• **Exercise instructions**
Repeat the whole listing exactly.

• **Source data**
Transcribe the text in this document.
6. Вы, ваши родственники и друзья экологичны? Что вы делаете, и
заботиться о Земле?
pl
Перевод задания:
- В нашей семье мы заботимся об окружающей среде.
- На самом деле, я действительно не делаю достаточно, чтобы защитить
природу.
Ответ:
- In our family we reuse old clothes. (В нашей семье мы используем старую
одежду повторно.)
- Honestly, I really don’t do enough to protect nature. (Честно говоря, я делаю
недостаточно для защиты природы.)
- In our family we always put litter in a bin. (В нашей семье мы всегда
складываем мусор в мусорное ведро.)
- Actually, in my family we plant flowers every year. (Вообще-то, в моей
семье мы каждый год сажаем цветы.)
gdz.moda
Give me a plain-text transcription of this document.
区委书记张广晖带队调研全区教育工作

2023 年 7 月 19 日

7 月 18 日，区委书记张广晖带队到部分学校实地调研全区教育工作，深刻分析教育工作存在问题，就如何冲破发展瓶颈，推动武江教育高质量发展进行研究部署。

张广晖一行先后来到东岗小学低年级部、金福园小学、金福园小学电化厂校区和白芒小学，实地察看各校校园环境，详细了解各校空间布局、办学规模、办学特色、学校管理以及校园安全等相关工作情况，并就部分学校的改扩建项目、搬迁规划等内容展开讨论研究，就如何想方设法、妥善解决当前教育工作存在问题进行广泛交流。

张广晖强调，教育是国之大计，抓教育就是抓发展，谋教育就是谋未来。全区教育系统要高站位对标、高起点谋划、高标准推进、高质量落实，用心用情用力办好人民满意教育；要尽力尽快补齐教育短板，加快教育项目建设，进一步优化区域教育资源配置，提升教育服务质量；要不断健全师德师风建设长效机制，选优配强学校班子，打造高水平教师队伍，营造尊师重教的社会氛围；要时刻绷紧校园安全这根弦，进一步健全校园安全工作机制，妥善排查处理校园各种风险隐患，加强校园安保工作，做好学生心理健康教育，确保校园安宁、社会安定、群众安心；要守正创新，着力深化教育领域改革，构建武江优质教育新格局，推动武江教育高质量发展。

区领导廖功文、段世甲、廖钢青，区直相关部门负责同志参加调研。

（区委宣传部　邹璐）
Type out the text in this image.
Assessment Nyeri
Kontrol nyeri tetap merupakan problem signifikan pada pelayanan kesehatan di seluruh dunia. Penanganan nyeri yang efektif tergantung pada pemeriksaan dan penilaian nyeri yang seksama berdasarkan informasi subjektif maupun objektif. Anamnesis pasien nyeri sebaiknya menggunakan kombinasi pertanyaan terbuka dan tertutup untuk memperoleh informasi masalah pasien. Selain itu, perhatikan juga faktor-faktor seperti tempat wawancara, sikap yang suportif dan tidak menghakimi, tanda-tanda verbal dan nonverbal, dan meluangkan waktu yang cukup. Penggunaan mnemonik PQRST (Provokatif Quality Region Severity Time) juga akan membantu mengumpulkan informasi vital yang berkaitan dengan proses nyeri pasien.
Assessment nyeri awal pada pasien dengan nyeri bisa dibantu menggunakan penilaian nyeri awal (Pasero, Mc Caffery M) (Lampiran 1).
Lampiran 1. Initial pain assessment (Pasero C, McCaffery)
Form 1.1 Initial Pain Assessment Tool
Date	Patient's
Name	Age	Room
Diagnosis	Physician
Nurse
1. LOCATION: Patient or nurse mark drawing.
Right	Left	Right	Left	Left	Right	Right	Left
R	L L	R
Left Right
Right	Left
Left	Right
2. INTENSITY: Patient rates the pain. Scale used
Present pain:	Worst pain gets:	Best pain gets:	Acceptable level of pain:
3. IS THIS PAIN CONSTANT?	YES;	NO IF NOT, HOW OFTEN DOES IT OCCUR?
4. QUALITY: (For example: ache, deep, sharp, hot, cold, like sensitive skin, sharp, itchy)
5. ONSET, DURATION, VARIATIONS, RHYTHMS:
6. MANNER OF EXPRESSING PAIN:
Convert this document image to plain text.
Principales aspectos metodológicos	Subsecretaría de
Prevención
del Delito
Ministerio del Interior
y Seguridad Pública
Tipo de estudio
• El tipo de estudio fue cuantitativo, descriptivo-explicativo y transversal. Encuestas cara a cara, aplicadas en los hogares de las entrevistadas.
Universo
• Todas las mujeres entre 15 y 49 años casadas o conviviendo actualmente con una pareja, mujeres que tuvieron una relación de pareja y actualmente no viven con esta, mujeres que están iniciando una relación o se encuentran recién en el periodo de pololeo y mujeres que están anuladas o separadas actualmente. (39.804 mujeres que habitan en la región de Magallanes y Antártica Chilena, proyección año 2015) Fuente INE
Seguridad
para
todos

• **Response**
Transcribe the text in this document.
6. Вы, ваши родственники и друзья экологичны? Что вы делаете, и
заботиться о Земле?
pl
Перевод задания:
- В нашей семье мы заботимся об окружающей среде.
- На самом деле, я действительно не делаю достаточно, чтобы защитить
природу.
Ответ:
- In our family we reuse old clothes. (В нашей семье мы используем старую
одежду повторно.)
- Honestly, I really don’t do enough to protect nature. (Честно говоря, я делаю
недостаточно для защиты природы.)
- In our family we always put litter in a bin. (В нашей семье мы всегда
складываем мусор в мусорное ведро.)
- Actually, in my family we plant flowers every year. (Вообще-то, в моей
семье мы каждый год сажаем цветы.)
gdz.moda
Give me a plain-text transcription of this document.
区委书记张广晖带队调研全区教育工作

2023 年 7 月 19 日

7 月 18 日，区委书记张广晖带队到部分学校实地调研全区教育工作，深刻分析教育工作存在问题，就如何冲破发展瓶颈，推动武江教育高质量发展进行研究部署。

张广晖一行先后来到东岗小学低年级部、金福园小学、金福园小学电化厂校区和白芒小学，实地察看各校校园环境，详细了解各校空间布局、办学规模、办学特色、学校管理以及校园安全等相关工作情况，并就部分学校的改扩建项目、搬迁规划等内容展开讨论研究，就如何想方设法、妥善解决当前教育工作存在问题进行广泛交流。

张广晖强调，教育是国之大计，抓教育就是抓发展，谋教育就是谋未来。全区教育系统要高站位对标、高起点谋划、高标准推进、高质量落实，用心用情用力办好人民满意教育；要尽力尽快补齐教育短板，加快教育项目建设，进一步优化区域教育资源配置，提升教育服务质量；要不断健全师德师风建设长效机制，选优配强学校班子，打造高水平教师队伍，营造尊师重教的社会氛围；要时刻绷紧校园安全这根弦，进一步健全校园安全工作机制，妥善排查处理校园各种风险隐患，加强校园安保工作，做好学生心理健康教育，确保校园安宁、社会安定、群众安心；要守正创新，着力深化教育领域改革，构建武江优质教育新格局，推动武江教育高质量发展。

区领导廖功文、段世甲、廖钢青，区直相关部门负责同志参加调研。

（区委宣传部　邹璐）
Type out the text in this image.
Assessment Nyeri
Kontrol nyeri tetap merupakan problem signifikan pada pelayanan kesehatan di seluruh dunia. Penanganan nyeri yang efektif tergantung pada pemeriksaan dan penilaian nyeri yang seksama berdasarkan informasi subjektif maupun objektif. Anamnesis pasien nyeri sebaiknya menggunakan kombinasi pertanyaan terbuka dan tertutup untuk memperoleh informasi masalah pasien. Selain itu, perhatikan juga faktor-faktor seperti tempat wawancara, sikap yang suportif dan tidak menghakimi, tanda-tanda verbal dan nonverbal, dan meluangkan waktu yang cukup. Penggunaan mnemonik PQRST (Provokatif Quality Region Severity Time) juga akan membantu mengumpulkan informasi vital yang berkaitan dengan proses nyeri pasien.
Assessment nyeri awal pada pasien dengan nyeri bisa dibantu menggunakan penilaian nyeri awal (Pasero, Mc Caffery M) (Lampiran 1).
Lampiran 1. Initial pain assessment (Pasero C, McCaffery)
Form 1.1 Initial Pain Assessment Tool
Date	Patient's
Name	Age	Room
Diagnosis	Physician
Nurse
1. LOCATION: Patient or nurse mark drawing.
Right	Left	Right	Left	Left	Right	Right	Left
R	L L	R
Left Right
Right	Left
Left	Right
2. INTENSITY: Patient rates the pain. Scale used
Present pain:	Worst pain gets:	Best pain gets:	Acceptable level of pain:
3. IS THIS PAIN CONSTANT?	YES;	NO IF NOT, HOW OFTEN DOES IT OCCUR?
4. QUALITY: (For example: ache, deep, sharp, hot, cold, like sensitive skin, sharp, itchy)
5. ONSET, DURATION, VARIATIONS, RHYTHMS:
6. MANNER OF EXPRESSING PAIN:
Convert this document image to plain text.
Principales aspectos metodológicos	Subsecretaría de
Prevención
del Delito
Ministerio del Interior
y Seguridad Pública
Tipo de estudio
• El tipo de estudio fue cuantitativo, descriptivo-explicativo y transversal. Encuestas cara a cara, aplicadas en los hogares de las entrevistadas.
Universo
• Todas las mujeres entre 15 y 49 años casadas o conviviendo actualmente con una pareja, mujeres que tuvieron una relación de pareja y actualmente no viven con esta, mujeres que están iniciando una relación o se encuentran recién en el periodo de pololeo y mujeres que están anuladas o separadas actualmente. (39.804 mujeres que habitan en la región de Magallanes y Antártica Chilena, proyección año 2015) Fuente INE
Seguridad
para
todos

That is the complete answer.